Records from a data source
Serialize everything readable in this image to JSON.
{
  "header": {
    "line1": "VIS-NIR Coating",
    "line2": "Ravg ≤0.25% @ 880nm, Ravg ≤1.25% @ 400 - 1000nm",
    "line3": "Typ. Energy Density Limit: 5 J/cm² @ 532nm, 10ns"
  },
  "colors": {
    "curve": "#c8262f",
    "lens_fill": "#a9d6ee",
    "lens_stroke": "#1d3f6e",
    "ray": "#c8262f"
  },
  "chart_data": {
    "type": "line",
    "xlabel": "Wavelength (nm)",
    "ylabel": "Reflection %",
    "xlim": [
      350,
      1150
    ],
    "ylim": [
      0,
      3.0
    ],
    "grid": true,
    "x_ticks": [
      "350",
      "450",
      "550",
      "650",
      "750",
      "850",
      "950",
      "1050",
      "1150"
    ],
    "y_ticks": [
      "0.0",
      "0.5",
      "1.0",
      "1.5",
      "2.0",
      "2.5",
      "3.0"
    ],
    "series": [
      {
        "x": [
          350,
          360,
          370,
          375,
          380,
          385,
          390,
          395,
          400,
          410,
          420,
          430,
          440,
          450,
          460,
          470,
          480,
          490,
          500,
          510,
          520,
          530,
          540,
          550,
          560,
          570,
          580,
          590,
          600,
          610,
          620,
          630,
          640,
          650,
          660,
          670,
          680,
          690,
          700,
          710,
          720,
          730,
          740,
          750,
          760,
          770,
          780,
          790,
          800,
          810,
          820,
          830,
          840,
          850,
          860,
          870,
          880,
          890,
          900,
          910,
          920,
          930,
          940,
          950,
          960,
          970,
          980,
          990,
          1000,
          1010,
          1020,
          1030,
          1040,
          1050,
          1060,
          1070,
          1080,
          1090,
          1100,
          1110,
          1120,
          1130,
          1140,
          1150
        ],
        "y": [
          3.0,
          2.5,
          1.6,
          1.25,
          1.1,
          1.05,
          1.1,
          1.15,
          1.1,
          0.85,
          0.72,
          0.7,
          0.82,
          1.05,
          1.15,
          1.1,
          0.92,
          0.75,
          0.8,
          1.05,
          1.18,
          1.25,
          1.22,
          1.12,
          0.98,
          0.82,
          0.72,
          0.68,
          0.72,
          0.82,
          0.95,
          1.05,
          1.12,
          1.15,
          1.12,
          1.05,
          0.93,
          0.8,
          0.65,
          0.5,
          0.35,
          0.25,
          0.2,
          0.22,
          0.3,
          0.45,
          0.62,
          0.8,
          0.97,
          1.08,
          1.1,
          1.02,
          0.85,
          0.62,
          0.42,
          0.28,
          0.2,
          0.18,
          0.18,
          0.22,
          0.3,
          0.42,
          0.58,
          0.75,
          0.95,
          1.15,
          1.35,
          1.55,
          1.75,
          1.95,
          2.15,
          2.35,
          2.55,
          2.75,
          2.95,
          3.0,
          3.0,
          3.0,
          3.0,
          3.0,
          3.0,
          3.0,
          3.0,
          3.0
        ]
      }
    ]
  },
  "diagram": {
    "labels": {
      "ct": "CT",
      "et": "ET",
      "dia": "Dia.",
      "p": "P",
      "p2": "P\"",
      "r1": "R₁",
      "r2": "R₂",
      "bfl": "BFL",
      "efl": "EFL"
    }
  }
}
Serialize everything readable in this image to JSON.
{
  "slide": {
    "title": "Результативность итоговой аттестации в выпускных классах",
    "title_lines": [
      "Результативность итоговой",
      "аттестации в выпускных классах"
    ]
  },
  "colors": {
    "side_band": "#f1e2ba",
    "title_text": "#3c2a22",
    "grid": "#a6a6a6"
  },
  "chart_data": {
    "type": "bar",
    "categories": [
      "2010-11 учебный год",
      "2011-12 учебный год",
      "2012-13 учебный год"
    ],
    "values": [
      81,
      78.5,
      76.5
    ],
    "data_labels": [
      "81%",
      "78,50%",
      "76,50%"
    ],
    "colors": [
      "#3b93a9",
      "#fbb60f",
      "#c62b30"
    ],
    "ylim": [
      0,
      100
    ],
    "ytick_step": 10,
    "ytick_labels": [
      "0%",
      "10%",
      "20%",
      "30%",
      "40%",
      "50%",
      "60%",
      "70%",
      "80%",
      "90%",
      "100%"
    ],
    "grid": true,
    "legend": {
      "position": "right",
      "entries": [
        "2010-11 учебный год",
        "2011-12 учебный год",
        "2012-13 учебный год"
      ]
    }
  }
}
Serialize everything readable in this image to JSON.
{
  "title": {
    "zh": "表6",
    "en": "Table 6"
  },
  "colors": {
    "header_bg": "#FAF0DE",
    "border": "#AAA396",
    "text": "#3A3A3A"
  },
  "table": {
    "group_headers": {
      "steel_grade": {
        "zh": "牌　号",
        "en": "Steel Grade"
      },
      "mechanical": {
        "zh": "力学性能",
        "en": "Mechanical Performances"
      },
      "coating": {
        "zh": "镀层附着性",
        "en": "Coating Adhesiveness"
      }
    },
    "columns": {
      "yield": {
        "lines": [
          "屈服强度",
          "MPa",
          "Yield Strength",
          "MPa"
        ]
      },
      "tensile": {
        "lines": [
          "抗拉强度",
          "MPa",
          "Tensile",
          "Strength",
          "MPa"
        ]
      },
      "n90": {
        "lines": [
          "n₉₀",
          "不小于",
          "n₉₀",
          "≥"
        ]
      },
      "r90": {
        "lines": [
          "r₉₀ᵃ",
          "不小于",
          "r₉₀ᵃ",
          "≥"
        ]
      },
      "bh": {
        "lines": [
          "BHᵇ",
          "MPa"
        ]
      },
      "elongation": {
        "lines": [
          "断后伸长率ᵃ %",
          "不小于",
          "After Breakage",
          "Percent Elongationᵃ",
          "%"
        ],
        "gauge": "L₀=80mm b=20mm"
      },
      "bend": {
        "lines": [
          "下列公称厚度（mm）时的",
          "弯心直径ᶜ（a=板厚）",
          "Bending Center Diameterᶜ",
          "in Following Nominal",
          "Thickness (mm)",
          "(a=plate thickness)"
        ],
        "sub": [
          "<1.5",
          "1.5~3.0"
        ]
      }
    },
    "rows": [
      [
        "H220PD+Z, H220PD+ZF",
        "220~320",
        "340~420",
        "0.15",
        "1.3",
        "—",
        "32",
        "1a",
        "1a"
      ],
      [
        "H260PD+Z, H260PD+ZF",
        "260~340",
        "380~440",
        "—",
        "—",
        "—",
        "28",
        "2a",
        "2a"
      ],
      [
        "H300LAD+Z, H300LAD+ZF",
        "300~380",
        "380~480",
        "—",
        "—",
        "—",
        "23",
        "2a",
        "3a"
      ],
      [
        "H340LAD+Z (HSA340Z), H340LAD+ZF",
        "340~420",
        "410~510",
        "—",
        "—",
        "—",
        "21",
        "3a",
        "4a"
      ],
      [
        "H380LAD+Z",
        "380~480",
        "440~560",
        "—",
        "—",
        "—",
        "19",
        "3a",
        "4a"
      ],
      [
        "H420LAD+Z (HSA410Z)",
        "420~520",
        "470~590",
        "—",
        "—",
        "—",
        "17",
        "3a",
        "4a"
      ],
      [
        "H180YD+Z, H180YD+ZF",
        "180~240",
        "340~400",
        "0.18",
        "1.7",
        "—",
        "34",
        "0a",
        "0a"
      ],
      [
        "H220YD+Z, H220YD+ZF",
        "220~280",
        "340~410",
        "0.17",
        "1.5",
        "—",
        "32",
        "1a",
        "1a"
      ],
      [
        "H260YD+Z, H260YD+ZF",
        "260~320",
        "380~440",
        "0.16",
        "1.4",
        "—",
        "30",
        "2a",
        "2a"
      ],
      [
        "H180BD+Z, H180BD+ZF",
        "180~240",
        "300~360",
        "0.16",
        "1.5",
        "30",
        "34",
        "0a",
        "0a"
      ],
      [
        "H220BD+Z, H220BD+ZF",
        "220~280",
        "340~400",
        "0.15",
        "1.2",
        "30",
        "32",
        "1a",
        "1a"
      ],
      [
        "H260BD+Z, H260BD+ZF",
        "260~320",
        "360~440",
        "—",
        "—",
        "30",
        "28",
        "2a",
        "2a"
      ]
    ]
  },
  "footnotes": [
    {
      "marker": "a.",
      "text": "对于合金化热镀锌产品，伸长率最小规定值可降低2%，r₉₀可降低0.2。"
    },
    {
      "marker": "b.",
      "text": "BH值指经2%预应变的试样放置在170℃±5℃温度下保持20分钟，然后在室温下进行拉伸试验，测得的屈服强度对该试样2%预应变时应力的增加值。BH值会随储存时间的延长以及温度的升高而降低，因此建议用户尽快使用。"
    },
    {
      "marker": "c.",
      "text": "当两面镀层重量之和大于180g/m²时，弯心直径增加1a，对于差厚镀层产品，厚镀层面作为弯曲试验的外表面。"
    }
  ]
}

## SHORT EXERCISE:
Gather each line of the listing that holds the string "выпускных".

## WRITTEN REPLY:
    "title": "Результативность итоговой аттестации в выпускных классах",
      "аттестации в выпускных классах"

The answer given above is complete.